Will you quote all of the entries, word for word?
=== DATASET ===
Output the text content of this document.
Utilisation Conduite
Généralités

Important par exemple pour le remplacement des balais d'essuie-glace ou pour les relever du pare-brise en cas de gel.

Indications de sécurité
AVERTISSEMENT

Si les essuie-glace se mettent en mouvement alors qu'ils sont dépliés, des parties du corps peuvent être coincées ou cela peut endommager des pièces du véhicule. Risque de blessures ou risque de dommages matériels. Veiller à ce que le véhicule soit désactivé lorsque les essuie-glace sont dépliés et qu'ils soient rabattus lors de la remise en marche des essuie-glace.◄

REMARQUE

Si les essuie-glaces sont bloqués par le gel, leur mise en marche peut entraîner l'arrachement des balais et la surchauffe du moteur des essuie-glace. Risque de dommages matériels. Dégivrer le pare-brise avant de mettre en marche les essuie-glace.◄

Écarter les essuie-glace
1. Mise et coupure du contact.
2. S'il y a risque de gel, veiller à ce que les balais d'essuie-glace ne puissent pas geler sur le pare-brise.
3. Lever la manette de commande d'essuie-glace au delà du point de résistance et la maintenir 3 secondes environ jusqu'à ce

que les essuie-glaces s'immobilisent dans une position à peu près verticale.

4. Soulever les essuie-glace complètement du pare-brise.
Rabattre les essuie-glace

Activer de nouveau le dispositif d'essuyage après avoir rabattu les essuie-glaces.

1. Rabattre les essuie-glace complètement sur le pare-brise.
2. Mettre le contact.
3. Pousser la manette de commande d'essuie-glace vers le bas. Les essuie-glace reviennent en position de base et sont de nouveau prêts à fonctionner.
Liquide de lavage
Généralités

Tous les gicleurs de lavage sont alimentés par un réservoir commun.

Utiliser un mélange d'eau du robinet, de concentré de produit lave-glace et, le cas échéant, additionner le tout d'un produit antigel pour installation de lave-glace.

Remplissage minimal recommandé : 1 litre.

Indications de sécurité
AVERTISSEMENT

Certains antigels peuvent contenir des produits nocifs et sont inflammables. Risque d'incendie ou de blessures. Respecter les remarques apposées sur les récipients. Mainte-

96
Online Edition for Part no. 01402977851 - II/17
===
▶ FULL RESPONSE:
Output the text content of this document.
Utilisation Conduite
Généralités

Important par exemple pour le remplacement des balais d'essuie-glace ou pour les relever du pare-brise en cas de gel.

Indications de sécurité
AVERTISSEMENT

Si les essuie-glace se mettent en mouvement alors qu'ils sont dépliés, des parties du corps peuvent être coincées ou cela peut endommager des pièces du véhicule. Risque de blessures ou risque de dommages matériels. Veiller à ce que le véhicule soit désactivé lorsque les essuie-glace sont dépliés et qu'ils soient rabattus lors de la remise en marche des essuie-glace.◄

REMARQUE

Si les essuie-glaces sont bloqués par le gel, leur mise en marche peut entraîner l'arrachement des balais et la surchauffe du moteur des essuie-glace. Risque de dommages matériels. Dégivrer le pare-brise avant de mettre en marche les essuie-glace.◄

Écarter les essuie-glace
1. Mise et coupure du contact.
2. S'il y a risque de gel, veiller à ce que les balais d'essuie-glace ne puissent pas geler sur le pare-brise.
3. Lever la manette de commande d'essuie-glace au delà du point de résistance et la maintenir 3 secondes environ jusqu'à ce

que les essuie-glaces s'immobilisent dans une position à peu près verticale.

4. Soulever les essuie-glace complètement du pare-brise.
Rabattre les essuie-glace

Activer de nouveau le dispositif d'essuyage après avoir rabattu les essuie-glaces.

1. Rabattre les essuie-glace complètement sur le pare-brise.
2. Mettre le contact.
3. Pousser la manette de commande d'essuie-glace vers le bas. Les essuie-glace reviennent en position de base et sont de nouveau prêts à fonctionner.
Liquide de lavage
Généralités

Tous les gicleurs de lavage sont alimentés par un réservoir commun.

Utiliser un mélange d'eau du robinet, de concentré de produit lave-glace et, le cas échéant, additionner le tout d'un produit antigel pour installation de lave-glace.

Remplissage minimal recommandé : 1 litre.

Indications de sécurité
AVERTISSEMENT

Certains antigels peuvent contenir des produits nocifs et sont inflammables. Risque d'incendie ou de blessures. Respecter les remarques apposées sur les récipients. Mainte-

96
Online Edition for Part no. 01402977851 - II/17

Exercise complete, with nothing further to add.